§ **Tasks and exercises**
- a) Pull out everything in the bipartite graph text from "A graph is bipartite if the" down to "node in set B.", copied word for word.
- b) In the bipartite graph text, what method is used to color each node?

§ **Text**
Is Graph Bipartite?

Leetcode Daily Challenge (19th May, 2023)

Is Graph Bipartite?

Problem Statement:-

There is an undirected graph with n nodes, where each node is numbered between 0 and n - 1. You are given a 2D array graph, where graph[u] is an array of nodes that node u is adjacent to. More formally, for each v in graph[u], there is an undirected edge between node u and node v. The graph has the following properties:

  • There are no self-edges (graph[u] does not contain u).

  • There are no parallel edges (graph[u] does not contain duplicate values).

  • If v is in graph[u], then u is in graph[v] (the graph is undirected).

  • The graph may not be connected, meaning there may be two nodes u and v such that there is no path between them.

A graph is bipartite if the nodes can be partitioned into two independent sets A and B such that every edge in the graph connects a node in set A and a node in set B.

Return true if and only if it is bipartite.

Link: https://leetcode.com/problems/is-graph-bipartite/description/

Problem Explanation with examples:-

Example 1

Input: graph = [[1,2,3],[0,2],[0,1,3],[0,2]]
Output: false
Explanation: There is no way to partition the nodes into two independent sets such that every edge connects a node in one and a node in the other.

Example 2

Input: graph = [[1,3],[0,2],[1,3],[0,2]]
Output: true
Explanation: We can partition the nodes into two sets: {0, 2} and {1, 3}.

Constraints

  • graph.length == n

  • 1 <= n <= 100

  • 0 <= graph[u].length < n

  • 0 <= graph[u][i] <= n - 1

  • graph[u] does not contain u.

  • All the values of graph[u] are unique.

  • If graph[u] contains v, then graph[v] contains u.

Intuition:-

  • A graph is bipartite if and only if it is 2-colorable.

  • We try to color each node with a color, if we can't, then it is not bipartite.

  • We use dfs to color each node.

Solution:-

  • Create a list of colors of length n, where n is the number of nodes initialized to 0.

  • Define a dfs function that takes in the graph, colors, node, and color.

  • If the color of the node is not 0, then return whether the color of the node is the same as the color passed in.

  • Set the color of the node to the color passed in.

  • For each neighbor of the node, if the dfs function returns false, then return false.

  • Else, return true.

  • After the function, iterate through each node in the graph and if the color of the node is 0, then call the dfs function on the node and if it returns false, then return false.

§ **Recorded data**
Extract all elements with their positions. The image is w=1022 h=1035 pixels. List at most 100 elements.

§ **Expected outputs**
- a)
A graph is bipartite if the nodes can be partitioned into two independent sets A and B such that every edge in the graph connects a node in set A and a node in set B.

- b) DFS (depth-first search).